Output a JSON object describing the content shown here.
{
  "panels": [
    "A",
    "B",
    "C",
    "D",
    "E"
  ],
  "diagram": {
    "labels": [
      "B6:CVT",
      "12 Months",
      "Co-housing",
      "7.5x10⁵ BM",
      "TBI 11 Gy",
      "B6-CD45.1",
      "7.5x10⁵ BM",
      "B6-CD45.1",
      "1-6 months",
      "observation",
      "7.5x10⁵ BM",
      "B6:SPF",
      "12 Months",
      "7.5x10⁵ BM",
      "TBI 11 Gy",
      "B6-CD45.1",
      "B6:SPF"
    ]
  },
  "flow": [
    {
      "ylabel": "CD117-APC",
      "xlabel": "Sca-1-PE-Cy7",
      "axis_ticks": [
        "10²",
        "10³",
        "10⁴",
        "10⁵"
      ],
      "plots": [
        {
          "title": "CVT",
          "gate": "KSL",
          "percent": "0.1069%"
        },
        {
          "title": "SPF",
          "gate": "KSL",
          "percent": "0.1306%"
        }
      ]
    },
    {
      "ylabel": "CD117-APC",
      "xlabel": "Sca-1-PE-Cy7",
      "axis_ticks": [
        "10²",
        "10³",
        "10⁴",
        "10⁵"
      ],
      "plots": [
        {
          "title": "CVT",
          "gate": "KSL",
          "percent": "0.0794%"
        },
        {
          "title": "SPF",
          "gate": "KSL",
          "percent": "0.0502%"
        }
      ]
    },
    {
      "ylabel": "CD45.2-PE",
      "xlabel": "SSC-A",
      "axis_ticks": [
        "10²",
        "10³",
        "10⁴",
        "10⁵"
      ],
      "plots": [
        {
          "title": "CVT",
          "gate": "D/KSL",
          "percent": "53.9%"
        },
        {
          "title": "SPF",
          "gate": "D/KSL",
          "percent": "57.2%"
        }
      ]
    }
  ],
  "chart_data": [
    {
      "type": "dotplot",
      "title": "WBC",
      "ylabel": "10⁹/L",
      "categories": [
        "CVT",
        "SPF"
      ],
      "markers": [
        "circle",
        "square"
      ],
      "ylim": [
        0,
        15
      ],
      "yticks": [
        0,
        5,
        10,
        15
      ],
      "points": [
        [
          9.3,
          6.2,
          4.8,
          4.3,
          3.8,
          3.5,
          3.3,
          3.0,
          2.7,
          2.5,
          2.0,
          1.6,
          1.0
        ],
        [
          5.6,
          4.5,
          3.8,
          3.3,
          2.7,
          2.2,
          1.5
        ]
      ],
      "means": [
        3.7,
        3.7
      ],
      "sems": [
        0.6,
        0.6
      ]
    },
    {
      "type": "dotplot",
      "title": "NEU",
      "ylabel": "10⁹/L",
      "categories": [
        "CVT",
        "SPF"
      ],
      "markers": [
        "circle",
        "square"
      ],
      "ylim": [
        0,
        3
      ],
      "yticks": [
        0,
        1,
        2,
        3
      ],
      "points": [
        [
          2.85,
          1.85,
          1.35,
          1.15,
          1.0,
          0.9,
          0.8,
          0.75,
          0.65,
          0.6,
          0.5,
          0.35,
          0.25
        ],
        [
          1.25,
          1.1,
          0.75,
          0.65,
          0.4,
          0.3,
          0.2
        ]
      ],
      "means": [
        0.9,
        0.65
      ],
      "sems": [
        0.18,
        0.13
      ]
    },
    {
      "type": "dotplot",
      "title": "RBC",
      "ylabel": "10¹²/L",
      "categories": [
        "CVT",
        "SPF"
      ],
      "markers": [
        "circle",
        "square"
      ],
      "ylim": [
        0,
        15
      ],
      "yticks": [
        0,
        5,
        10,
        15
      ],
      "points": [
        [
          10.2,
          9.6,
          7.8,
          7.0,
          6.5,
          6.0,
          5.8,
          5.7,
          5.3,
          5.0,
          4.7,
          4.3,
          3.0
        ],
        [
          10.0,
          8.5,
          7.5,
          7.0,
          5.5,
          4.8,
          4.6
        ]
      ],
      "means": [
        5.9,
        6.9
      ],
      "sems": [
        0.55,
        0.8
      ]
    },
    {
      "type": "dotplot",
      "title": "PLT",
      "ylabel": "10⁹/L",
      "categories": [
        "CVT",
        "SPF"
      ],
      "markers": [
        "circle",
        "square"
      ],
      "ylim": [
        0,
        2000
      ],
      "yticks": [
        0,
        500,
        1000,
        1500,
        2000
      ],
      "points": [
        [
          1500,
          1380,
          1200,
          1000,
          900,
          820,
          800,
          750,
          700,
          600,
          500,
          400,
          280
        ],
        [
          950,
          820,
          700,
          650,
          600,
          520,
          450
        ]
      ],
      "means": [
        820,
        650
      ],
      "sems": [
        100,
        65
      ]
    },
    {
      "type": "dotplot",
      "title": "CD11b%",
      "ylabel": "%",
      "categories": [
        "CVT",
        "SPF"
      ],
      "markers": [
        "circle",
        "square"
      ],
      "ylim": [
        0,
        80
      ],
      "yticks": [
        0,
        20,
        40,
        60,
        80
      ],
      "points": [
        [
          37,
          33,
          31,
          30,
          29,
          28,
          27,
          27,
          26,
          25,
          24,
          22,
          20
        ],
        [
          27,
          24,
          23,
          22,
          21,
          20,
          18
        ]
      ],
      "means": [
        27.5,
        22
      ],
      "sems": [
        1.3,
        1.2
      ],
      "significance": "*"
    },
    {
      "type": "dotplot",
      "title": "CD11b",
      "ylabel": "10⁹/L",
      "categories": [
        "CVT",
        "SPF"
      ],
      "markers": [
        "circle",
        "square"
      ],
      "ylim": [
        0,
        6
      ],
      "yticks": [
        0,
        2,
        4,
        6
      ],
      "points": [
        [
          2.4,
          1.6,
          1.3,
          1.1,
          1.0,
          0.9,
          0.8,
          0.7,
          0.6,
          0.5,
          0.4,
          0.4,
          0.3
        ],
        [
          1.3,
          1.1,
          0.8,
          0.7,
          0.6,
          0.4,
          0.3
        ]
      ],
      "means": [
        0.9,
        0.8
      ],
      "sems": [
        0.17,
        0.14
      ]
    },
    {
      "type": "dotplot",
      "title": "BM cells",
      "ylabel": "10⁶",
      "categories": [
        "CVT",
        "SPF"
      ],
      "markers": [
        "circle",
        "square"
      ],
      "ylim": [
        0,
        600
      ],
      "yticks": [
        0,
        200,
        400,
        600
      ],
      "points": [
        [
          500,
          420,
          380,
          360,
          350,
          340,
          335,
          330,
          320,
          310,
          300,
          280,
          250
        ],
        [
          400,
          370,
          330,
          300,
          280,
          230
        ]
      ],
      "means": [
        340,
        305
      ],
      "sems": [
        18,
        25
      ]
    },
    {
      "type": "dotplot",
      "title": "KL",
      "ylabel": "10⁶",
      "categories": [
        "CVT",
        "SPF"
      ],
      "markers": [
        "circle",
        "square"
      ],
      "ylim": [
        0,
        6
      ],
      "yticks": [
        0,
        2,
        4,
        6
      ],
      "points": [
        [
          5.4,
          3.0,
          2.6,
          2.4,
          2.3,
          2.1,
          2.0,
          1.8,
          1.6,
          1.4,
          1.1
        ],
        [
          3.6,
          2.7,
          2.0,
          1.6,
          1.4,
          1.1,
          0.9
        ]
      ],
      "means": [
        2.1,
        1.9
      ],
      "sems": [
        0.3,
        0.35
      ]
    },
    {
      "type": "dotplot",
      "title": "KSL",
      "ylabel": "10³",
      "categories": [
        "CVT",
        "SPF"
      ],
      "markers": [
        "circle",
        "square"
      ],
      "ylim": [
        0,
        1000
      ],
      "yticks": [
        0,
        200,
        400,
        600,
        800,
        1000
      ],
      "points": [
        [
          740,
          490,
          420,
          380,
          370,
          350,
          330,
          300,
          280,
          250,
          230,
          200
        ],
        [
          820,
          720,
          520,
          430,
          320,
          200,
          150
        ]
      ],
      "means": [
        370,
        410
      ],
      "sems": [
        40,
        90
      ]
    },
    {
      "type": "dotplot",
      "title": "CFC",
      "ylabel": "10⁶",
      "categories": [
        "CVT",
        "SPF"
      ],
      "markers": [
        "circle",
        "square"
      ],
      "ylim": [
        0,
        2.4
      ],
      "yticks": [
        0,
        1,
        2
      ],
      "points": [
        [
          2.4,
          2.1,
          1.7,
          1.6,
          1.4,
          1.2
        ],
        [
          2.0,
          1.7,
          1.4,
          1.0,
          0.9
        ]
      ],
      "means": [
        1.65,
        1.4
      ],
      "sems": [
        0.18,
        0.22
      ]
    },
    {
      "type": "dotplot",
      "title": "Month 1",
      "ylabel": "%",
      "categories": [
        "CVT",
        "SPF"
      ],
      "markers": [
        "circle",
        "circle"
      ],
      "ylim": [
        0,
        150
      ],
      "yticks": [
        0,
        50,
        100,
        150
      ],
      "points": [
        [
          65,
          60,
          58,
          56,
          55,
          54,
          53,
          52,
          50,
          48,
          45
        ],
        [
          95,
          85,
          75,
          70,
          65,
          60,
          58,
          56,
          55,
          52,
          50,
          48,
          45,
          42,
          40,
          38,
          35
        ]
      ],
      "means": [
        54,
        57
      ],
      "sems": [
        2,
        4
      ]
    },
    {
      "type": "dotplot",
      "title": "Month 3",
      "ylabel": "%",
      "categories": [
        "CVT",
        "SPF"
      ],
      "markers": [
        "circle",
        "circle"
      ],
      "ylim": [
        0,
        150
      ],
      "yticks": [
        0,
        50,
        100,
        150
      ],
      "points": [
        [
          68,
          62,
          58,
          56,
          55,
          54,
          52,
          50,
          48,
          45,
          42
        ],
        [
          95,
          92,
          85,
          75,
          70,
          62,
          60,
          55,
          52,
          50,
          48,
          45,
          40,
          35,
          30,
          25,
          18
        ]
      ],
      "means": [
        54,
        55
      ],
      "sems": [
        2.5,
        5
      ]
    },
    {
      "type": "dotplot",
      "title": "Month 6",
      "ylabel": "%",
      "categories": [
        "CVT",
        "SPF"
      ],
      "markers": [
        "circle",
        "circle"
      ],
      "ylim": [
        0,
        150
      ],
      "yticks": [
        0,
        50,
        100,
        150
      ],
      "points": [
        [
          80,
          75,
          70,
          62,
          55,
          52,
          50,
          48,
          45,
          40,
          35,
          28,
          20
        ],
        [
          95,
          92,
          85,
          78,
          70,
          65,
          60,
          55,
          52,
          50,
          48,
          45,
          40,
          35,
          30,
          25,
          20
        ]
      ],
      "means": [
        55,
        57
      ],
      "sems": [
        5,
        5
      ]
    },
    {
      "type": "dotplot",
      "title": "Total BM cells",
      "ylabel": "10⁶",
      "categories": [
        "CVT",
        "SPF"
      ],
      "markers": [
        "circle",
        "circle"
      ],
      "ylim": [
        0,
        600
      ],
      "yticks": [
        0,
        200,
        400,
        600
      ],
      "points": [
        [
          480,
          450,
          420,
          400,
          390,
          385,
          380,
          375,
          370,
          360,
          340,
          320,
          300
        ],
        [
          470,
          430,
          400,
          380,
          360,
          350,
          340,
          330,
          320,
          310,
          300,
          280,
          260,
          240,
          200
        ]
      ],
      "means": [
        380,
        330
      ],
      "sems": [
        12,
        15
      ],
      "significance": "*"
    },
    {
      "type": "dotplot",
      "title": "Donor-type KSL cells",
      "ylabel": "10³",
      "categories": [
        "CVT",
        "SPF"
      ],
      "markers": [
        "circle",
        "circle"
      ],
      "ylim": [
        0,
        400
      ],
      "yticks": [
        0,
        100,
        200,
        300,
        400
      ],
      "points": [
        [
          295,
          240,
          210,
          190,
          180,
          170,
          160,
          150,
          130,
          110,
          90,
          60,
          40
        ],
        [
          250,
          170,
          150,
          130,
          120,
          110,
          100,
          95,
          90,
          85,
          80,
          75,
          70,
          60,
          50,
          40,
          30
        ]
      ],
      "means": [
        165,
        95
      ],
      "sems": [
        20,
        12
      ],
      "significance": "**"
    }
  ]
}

What to produce:
Filter the entries above and copy only the lines that hold "percent".

Completed task:
          "percent": "0.1069%"
          "percent": "0.1306%"
          "percent": "0.0794%"
          "percent": "0.0502%"
          "percent": "53.9%"
          "percent": "57.2%"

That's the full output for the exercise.